▶ **Direction**: Output each entry below as it stands, leaving out every picture.

─── Materials provided ───

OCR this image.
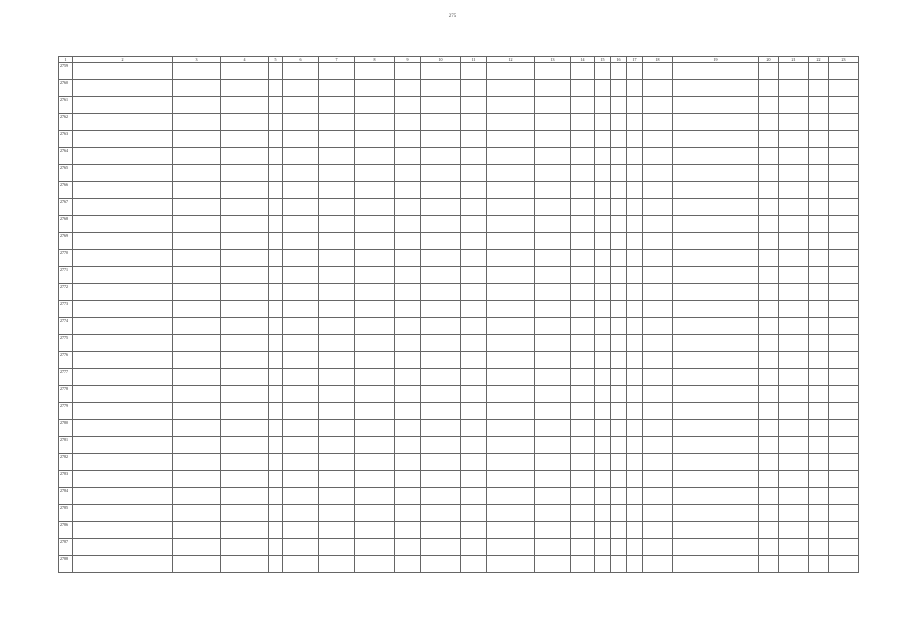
275
1	2	3	4	5	6	7	8	9	10	11	12	13	14	15	16	17	18	19	20	21	22	23
2759																						
2760																						
2761																						
2762																						
2763																						
2764																						
2765																						
2766																						
2767																						
2768																						
2769																						
2770																						
2771																						
2772																						
2773																						
2774																						
2775																						
2776																						
2777																						
2778																						
2779																						
2780																						
2781																						
2782																						
2783																						
2784																						
2785																						
2786																						
2787																						
2788																						
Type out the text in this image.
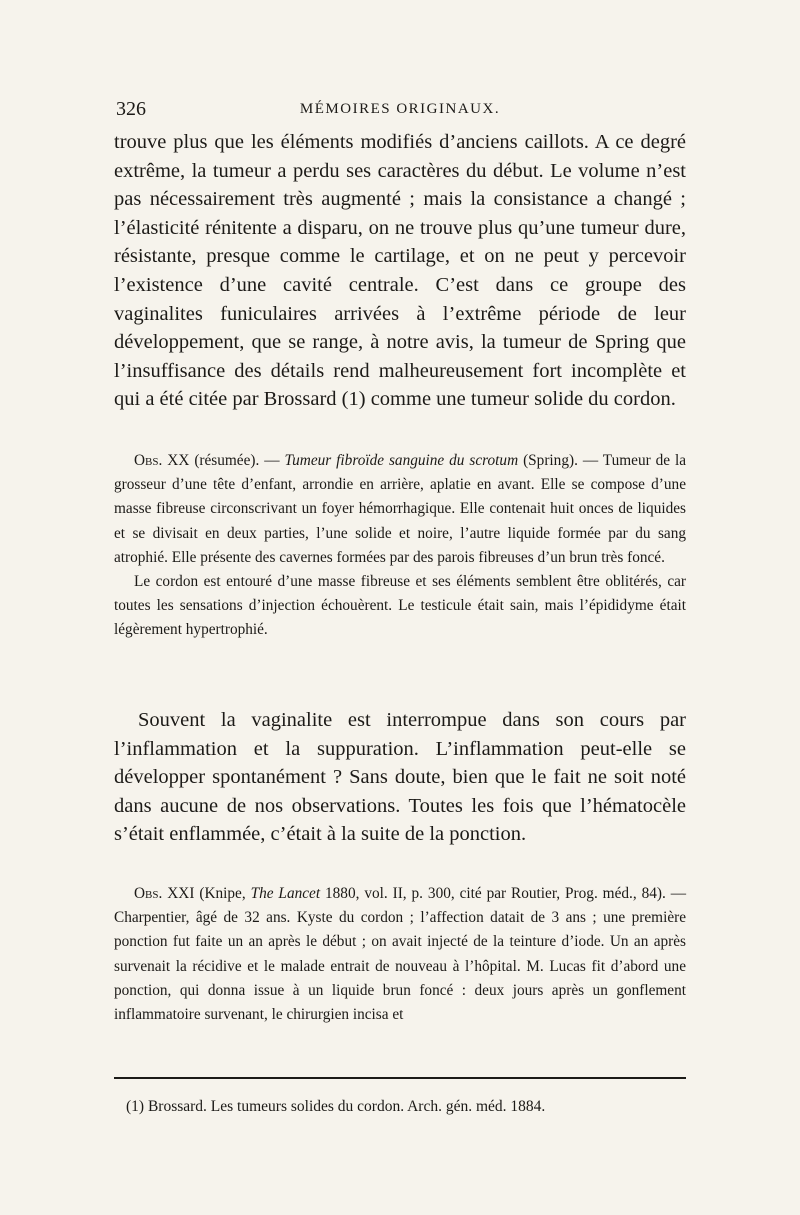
326	MÉMOIRES ORIGINAUX.

trouve plus que les éléments modifiés d’anciens caillots. A ce degré extrême, la tumeur a perdu ses caractères du début. Le volume n’est pas nécessairement très augmenté ; mais la consistance a changé ; l’élasticité rénitente a disparu, on ne trouve plus qu’une tumeur dure, résistante, presque comme le cartilage, et on ne peut y percevoir l’existence d’une cavité centrale. C’est dans ce groupe des vaginalites funiculaires arrivées à l’extrême période de leur développement, que se range, à notre avis, la tumeur de Spring que l’insuffisance des détails rend malheureusement fort incomplète et qui a été citée par Brossard (1) comme une tumeur solide du cordon.

Obs. XX (résumée). — Tumeur fibroïde sanguine du scrotum (Spring). — Tumeur de la grosseur d’une tête d’enfant, arrondie en arrière, aplatie en avant. Elle se compose d’une masse fibreuse circonscrivant un foyer hémorrhagique. Elle contenait huit onces de liquides et se divisait en deux parties, l’une solide et noire, l’autre liquide formée par du sang atrophié. Elle présente des cavernes formées par des parois fibreuses d’un brun très foncé.

Le cordon est entouré d’une masse fibreuse et ses éléments semblent être oblitérés, car toutes les sensations d’injection échouèrent. Le testicule était sain, mais l’épididyme était légèrement hypertrophié.

Souvent la vaginalite est interrompue dans son cours par l’inflammation et la suppuration. L’inflammation peut-elle se développer spontanément ? Sans doute, bien que le fait ne soit noté dans aucune de nos observations. Toutes les fois que l’hématocèle s’était enflammée, c’était à la suite de la ponction.

Obs. XXI (Knipe, The Lancet 1880, vol. II, p. 300, cité par Routier, Prog. méd., 84). — Charpentier, âgé de 32 ans. Kyste du cordon ; l’affection datait de 3 ans ; une première ponction fut faite un an après le début ; on avait injecté de la teinture d’iode. Un an après survenait la récidive et le malade entrait de nouveau à l’hôpital. M. Lucas fit d’abord une ponction, qui donna issue à un liquide brun foncé : deux jours après un gonflement inflammatoire survenant, le chirurgien incisa et

(1) Brossard. Les tumeurs solides du cordon. Arch. gén. méd. 1884.
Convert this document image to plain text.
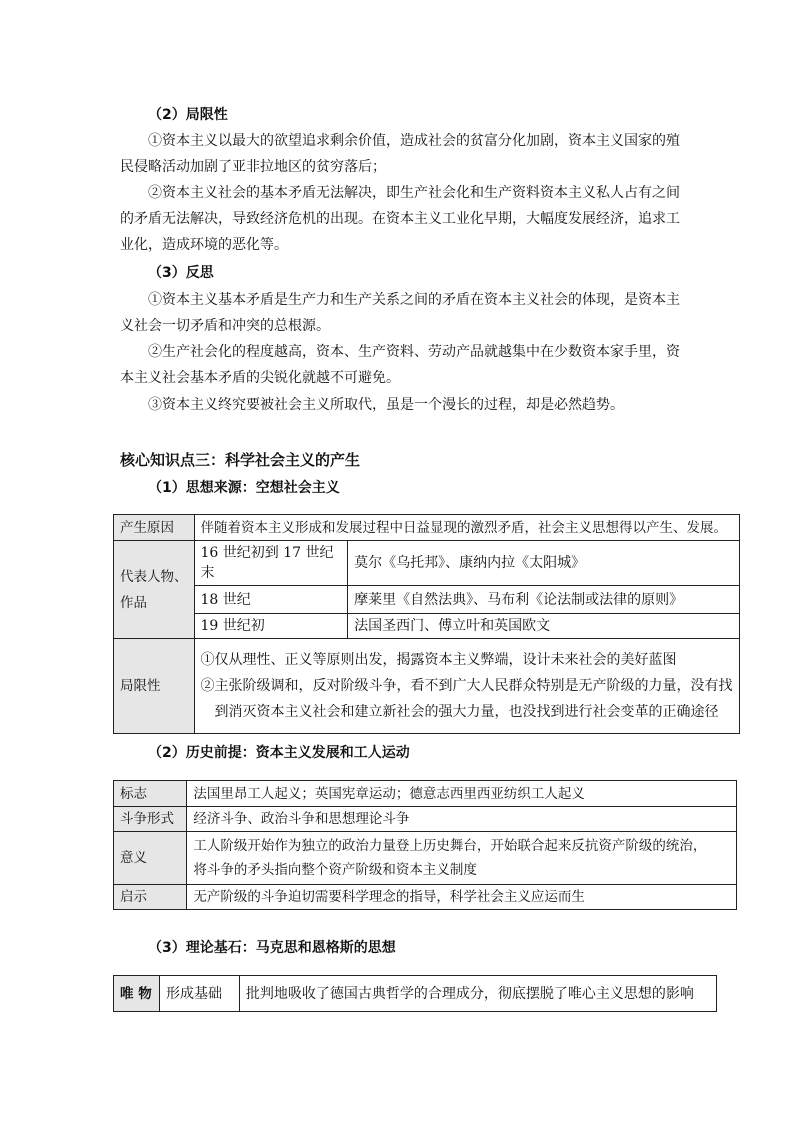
（2）局限性
①资本主义以最大的欲望追求剩余价值，造成社会的贫富分化加剧，资本主义国家的殖
民侵略活动加剧了亚非拉地区的贫穷落后；
②资本主义社会的基本矛盾无法解决，即生产社会化和生产资料资本主义私人占有之间
的矛盾无法解决，导致经济危机的出现。在资本主义工业化早期，大幅度发展经济，追求工
业化，造成环境的恶化等。
（3）反思
①资本主义基本矛盾是生产力和生产关系之间的矛盾在资本主义社会的体现，是资本主
义社会一切矛盾和冲突的总根源。
②生产社会化的程度越高，资本、生产资料、劳动产品就越集中在少数资本家手里，资
本主义社会基本矛盾的尖锐化就越不可避免。
③资本主义终究要被社会主义所取代，虽是一个漫长的过程，却是必然趋势。
核心知识点三：科学社会主义的产生
（1）思想来源：空想社会主义
产生原因	伴随着资本主义形成和发展过程中日益显现的激烈矛盾，社会主义思想得以产生、发展。	

代表人物、
作品	16 世纪初到 17 世纪末	莫尔《乌托邦》、康纳内拉《太阳城》
	18 世纪	摩莱里《自然法典》、马布利《论法制或法律的原则》
	19 世纪初	法国圣西门、傅立叶和英国欧文
局限性	①仅从理性、正义等原则出发，揭露资本主义弊端，设计未来社会的美好蓝图
②主张阶级调和，反对阶级斗争，看不到广大人民群众特别是无产阶级的力量，没有找
到消灭资本主义社会和建立新社会的强大力量，也没找到进行社会变革的正确途径	
（2）历史前提：资本主义发展和工人运动
标志	法国里昂工人起义；英国宪章运动；德意志西里西亚纺织工人起义
斗争形式	经济斗争、政治斗争和思想理论斗争
意义	工人阶级开始作为独立的政治力量登上历史舞台，开始联合起来反抗资产阶级的统治，
将斗争的矛头指向整个资产阶级和资本主义制度

启示	无产阶级的斗争迫切需要科学理念的指导，科学社会主义应运而生
（3）理论基石：马克思和恩格斯的思想
唯 物	形成基础	批判地吸收了德国古典哲学的合理成分，彻底摆脱了唯心主义思想的影响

───

▶ **Correct answer**:
OCR this image.
275
1	2	3	4	5	6	7	8	9	10	11	12	13	14	15	16	17	18	19	20	21	22	23
2759																						
2760																						
2761																						
2762																						
2763																						
2764																						
2765																						
2766																						
2767																						
2768																						
2769																						
2770																						
2771																						
2772																						
2773																						
2774																						
2775																						
2776																						
2777																						
2778																						
2779																						
2780																						
2781																						
2782																						
2783																						
2784																						
2785																						
2786																						
2787																						
2788																						
Type out the text in this image.
326	MÉMOIRES ORIGINAUX.

trouve plus que les éléments modifiés d’anciens caillots. A ce degré extrême, la tumeur a perdu ses caractères du début. Le volume n’est pas nécessairement très augmenté ; mais la consistance a changé ; l’élasticité rénitente a disparu, on ne trouve plus qu’une tumeur dure, résistante, presque comme le cartilage, et on ne peut y percevoir l’existence d’une cavité centrale. C’est dans ce groupe des vaginalites funiculaires arrivées à l’extrême période de leur développement, que se range, à notre avis, la tumeur de Spring que l’insuffisance des détails rend malheureusement fort incomplète et qui a été citée par Brossard (1) comme une tumeur solide du cordon.

Obs. XX (résumée). — Tumeur fibroïde sanguine du scrotum (Spring). — Tumeur de la grosseur d’une tête d’enfant, arrondie en arrière, aplatie en avant. Elle se compose d’une masse fibreuse circonscrivant un foyer hémorrhagique. Elle contenait huit onces de liquides et se divisait en deux parties, l’une solide et noire, l’autre liquide formée par du sang atrophié. Elle présente des cavernes formées par des parois fibreuses d’un brun très foncé.

Le cordon est entouré d’une masse fibreuse et ses éléments semblent être oblitérés, car toutes les sensations d’injection échouèrent. Le testicule était sain, mais l’épididyme était légèrement hypertrophié.

Souvent la vaginalite est interrompue dans son cours par l’inflammation et la suppuration. L’inflammation peut-elle se développer spontanément ? Sans doute, bien que le fait ne soit noté dans aucune de nos observations. Toutes les fois que l’hématocèle s’était enflammée, c’était à la suite de la ponction.

Obs. XXI (Knipe, The Lancet 1880, vol. II, p. 300, cité par Routier, Prog. méd., 84). — Charpentier, âgé de 32 ans. Kyste du cordon ; l’affection datait de 3 ans ; une première ponction fut faite un an après le début ; on avait injecté de la teinture d’iode. Un an après survenait la récidive et le malade entrait de nouveau à l’hôpital. M. Lucas fit d’abord une ponction, qui donna issue à un liquide brun foncé : deux jours après un gonflement inflammatoire survenant, le chirurgien incisa et

(1) Brossard. Les tumeurs solides du cordon. Arch. gén. méd. 1884.
Convert this document image to plain text.
（2）局限性
①资本主义以最大的欲望追求剩余价值，造成社会的贫富分化加剧，资本主义国家的殖
民侵略活动加剧了亚非拉地区的贫穷落后；
②资本主义社会的基本矛盾无法解决，即生产社会化和生产资料资本主义私人占有之间
的矛盾无法解决，导致经济危机的出现。在资本主义工业化早期，大幅度发展经济，追求工
业化，造成环境的恶化等。
（3）反思
①资本主义基本矛盾是生产力和生产关系之间的矛盾在资本主义社会的体现，是资本主
义社会一切矛盾和冲突的总根源。
②生产社会化的程度越高，资本、生产资料、劳动产品就越集中在少数资本家手里，资
本主义社会基本矛盾的尖锐化就越不可避免。
③资本主义终究要被社会主义所取代，虽是一个漫长的过程，却是必然趋势。
核心知识点三：科学社会主义的产生
（1）思想来源：空想社会主义
产生原因	伴随着资本主义形成和发展过程中日益显现的激烈矛盾，社会主义思想得以产生、发展。	

代表人物、
作品	16 世纪初到 17 世纪末	莫尔《乌托邦》、康纳内拉《太阳城》
	18 世纪	摩莱里《自然法典》、马布利《论法制或法律的原则》
	19 世纪初	法国圣西门、傅立叶和英国欧文
局限性	①仅从理性、正义等原则出发，揭露资本主义弊端，设计未来社会的美好蓝图
②主张阶级调和，反对阶级斗争，看不到广大人民群众特别是无产阶级的力量，没有找
到消灭资本主义社会和建立新社会的强大力量，也没找到进行社会变革的正确途径	
（2）历史前提：资本主义发展和工人运动
标志	法国里昂工人起义；英国宪章运动；德意志西里西亚纺织工人起义
斗争形式	经济斗争、政治斗争和思想理论斗争
意义	工人阶级开始作为独立的政治力量登上历史舞台，开始联合起来反抗资产阶级的统治，
将斗争的矛头指向整个资产阶级和资本主义制度

启示	无产阶级的斗争迫切需要科学理念的指导，科学社会主义应运而生
（3）理论基石：马克思和恩格斯的思想
唯 物	形成基础	批判地吸收了德国古典哲学的合理成分，彻底摆脱了唯心主义思想的影响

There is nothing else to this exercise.